Do this – Restate the full set of records exactly, word for word.

Available data –
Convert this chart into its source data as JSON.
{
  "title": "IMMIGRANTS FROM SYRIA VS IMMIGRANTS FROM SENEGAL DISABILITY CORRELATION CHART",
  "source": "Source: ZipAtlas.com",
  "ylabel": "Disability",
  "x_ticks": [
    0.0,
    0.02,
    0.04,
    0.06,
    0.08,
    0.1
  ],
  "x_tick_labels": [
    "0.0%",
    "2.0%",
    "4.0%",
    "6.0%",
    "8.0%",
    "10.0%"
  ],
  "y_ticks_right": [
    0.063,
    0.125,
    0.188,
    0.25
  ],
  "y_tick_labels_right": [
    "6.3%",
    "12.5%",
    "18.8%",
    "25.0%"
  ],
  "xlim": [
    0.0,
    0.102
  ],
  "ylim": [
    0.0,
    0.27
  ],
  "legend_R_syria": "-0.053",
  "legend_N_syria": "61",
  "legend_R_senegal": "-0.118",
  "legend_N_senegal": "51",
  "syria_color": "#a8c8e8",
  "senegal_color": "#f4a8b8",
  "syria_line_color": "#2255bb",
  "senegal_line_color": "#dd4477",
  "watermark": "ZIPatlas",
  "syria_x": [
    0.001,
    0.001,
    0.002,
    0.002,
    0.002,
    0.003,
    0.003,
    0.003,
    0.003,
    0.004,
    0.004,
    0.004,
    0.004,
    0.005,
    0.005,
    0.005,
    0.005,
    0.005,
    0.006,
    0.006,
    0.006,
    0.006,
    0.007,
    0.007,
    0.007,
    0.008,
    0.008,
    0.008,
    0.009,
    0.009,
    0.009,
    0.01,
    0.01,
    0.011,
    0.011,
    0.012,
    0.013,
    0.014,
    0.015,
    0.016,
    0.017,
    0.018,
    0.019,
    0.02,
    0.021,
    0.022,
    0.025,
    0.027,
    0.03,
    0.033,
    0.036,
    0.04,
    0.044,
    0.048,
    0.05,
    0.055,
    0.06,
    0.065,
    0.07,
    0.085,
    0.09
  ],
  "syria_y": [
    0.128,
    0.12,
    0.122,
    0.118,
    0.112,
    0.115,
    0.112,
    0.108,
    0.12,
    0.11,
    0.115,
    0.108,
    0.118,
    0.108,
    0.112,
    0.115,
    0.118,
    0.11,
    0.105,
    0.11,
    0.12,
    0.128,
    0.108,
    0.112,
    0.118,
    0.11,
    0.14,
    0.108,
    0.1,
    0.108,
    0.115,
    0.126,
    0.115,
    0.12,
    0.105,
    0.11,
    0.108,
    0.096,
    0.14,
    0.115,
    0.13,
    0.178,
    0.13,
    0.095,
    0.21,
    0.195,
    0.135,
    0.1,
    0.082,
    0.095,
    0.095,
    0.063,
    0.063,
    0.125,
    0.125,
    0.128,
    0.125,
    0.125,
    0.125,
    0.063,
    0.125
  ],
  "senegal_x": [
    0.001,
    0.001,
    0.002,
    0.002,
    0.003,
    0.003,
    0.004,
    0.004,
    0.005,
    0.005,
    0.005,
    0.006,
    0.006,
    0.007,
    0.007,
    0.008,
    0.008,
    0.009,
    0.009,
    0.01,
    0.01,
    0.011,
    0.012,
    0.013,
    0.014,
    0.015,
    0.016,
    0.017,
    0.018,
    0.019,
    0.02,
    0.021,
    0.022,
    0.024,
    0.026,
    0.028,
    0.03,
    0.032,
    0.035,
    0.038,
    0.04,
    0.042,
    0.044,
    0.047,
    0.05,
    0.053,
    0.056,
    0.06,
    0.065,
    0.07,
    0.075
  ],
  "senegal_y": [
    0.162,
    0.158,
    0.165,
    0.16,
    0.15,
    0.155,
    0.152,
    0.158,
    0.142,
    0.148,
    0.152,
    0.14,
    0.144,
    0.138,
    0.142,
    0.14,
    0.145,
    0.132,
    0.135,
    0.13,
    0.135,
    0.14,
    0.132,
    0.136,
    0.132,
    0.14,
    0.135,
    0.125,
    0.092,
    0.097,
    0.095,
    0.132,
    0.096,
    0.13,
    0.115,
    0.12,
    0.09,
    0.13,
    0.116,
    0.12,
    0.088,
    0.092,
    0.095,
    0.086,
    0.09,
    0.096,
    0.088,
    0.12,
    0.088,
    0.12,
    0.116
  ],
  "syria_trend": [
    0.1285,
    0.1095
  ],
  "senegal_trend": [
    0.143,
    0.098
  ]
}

Solution to this exercise –
Convert this chart into its source data as JSON.
{
  "title": "IMMIGRANTS FROM SYRIA VS IMMIGRANTS FROM SENEGAL DISABILITY CORRELATION CHART",
  "source": "Source: ZipAtlas.com",
  "ylabel": "Disability",
  "x_ticks": [
    0.0,
    0.02,
    0.04,
    0.06,
    0.08,
    0.1
  ],
  "x_tick_labels": [
    "0.0%",
    "2.0%",
    "4.0%",
    "6.0%",
    "8.0%",
    "10.0%"
  ],
  "y_ticks_right": [
    0.063,
    0.125,
    0.188,
    0.25
  ],
  "y_tick_labels_right": [
    "6.3%",
    "12.5%",
    "18.8%",
    "25.0%"
  ],
  "xlim": [
    0.0,
    0.102
  ],
  "ylim": [
    0.0,
    0.27
  ],
  "legend_R_syria": "-0.053",
  "legend_N_syria": "61",
  "legend_R_senegal": "-0.118",
  "legend_N_senegal": "51",
  "syria_color": "#a8c8e8",
  "senegal_color": "#f4a8b8",
  "syria_line_color": "#2255bb",
  "senegal_line_color": "#dd4477",
  "watermark": "ZIPatlas",
  "syria_x": [
    0.001,
    0.001,
    0.002,
    0.002,
    0.002,
    0.003,
    0.003,
    0.003,
    0.003,
    0.004,
    0.004,
    0.004,
    0.004,
    0.005,
    0.005,
    0.005,
    0.005,
    0.005,
    0.006,
    0.006,
    0.006,
    0.006,
    0.007,
    0.007,
    0.007,
    0.008,
    0.008,
    0.008,
    0.009,
    0.009,
    0.009,
    0.01,
    0.01,
    0.011,
    0.011,
    0.012,
    0.013,
    0.014,
    0.015,
    0.016,
    0.017,
    0.018,
    0.019,
    0.02,
    0.021,
    0.022,
    0.025,
    0.027,
    0.03,
    0.033,
    0.036,
    0.04,
    0.044,
    0.048,
    0.05,
    0.055,
    0.06,
    0.065,
    0.07,
    0.085,
    0.09
  ],
  "syria_y": [
    0.128,
    0.12,
    0.122,
    0.118,
    0.112,
    0.115,
    0.112,
    0.108,
    0.12,
    0.11,
    0.115,
    0.108,
    0.118,
    0.108,
    0.112,
    0.115,
    0.118,
    0.11,
    0.105,
    0.11,
    0.12,
    0.128,
    0.108,
    0.112,
    0.118,
    0.11,
    0.14,
    0.108,
    0.1,
    0.108,
    0.115,
    0.126,
    0.115,
    0.12,
    0.105,
    0.11,
    0.108,
    0.096,
    0.14,
    0.115,
    0.13,
    0.178,
    0.13,
    0.095,
    0.21,
    0.195,
    0.135,
    0.1,
    0.082,
    0.095,
    0.095,
    0.063,
    0.063,
    0.125,
    0.125,
    0.128,
    0.125,
    0.125,
    0.125,
    0.063,
    0.125
  ],
  "senegal_x": [
    0.001,
    0.001,
    0.002,
    0.002,
    0.003,
    0.003,
    0.004,
    0.004,
    0.005,
    0.005,
    0.005,
    0.006,
    0.006,
    0.007,
    0.007,
    0.008,
    0.008,
    0.009,
    0.009,
    0.01,
    0.01,
    0.011,
    0.012,
    0.013,
    0.014,
    0.015,
    0.016,
    0.017,
    0.018,
    0.019,
    0.02,
    0.021,
    0.022,
    0.024,
    0.026,
    0.028,
    0.03,
    0.032,
    0.035,
    0.038,
    0.04,
    0.042,
    0.044,
    0.047,
    0.05,
    0.053,
    0.056,
    0.06,
    0.065,
    0.07,
    0.075
  ],
  "senegal_y": [
    0.162,
    0.158,
    0.165,
    0.16,
    0.15,
    0.155,
    0.152,
    0.158,
    0.142,
    0.148,
    0.152,
    0.14,
    0.144,
    0.138,
    0.142,
    0.14,
    0.145,
    0.132,
    0.135,
    0.13,
    0.135,
    0.14,
    0.132,
    0.136,
    0.132,
    0.14,
    0.135,
    0.125,
    0.092,
    0.097,
    0.095,
    0.132,
    0.096,
    0.13,
    0.115,
    0.12,
    0.09,
    0.13,
    0.116,
    0.12,
    0.088,
    0.092,
    0.095,
    0.086,
    0.09,
    0.096,
    0.088,
    0.12,
    0.088,
    0.12,
    0.116
  ],
  "syria_trend": [
    0.1285,
    0.1095
  ],
  "senegal_trend": [
    0.143,
    0.098
  ]
}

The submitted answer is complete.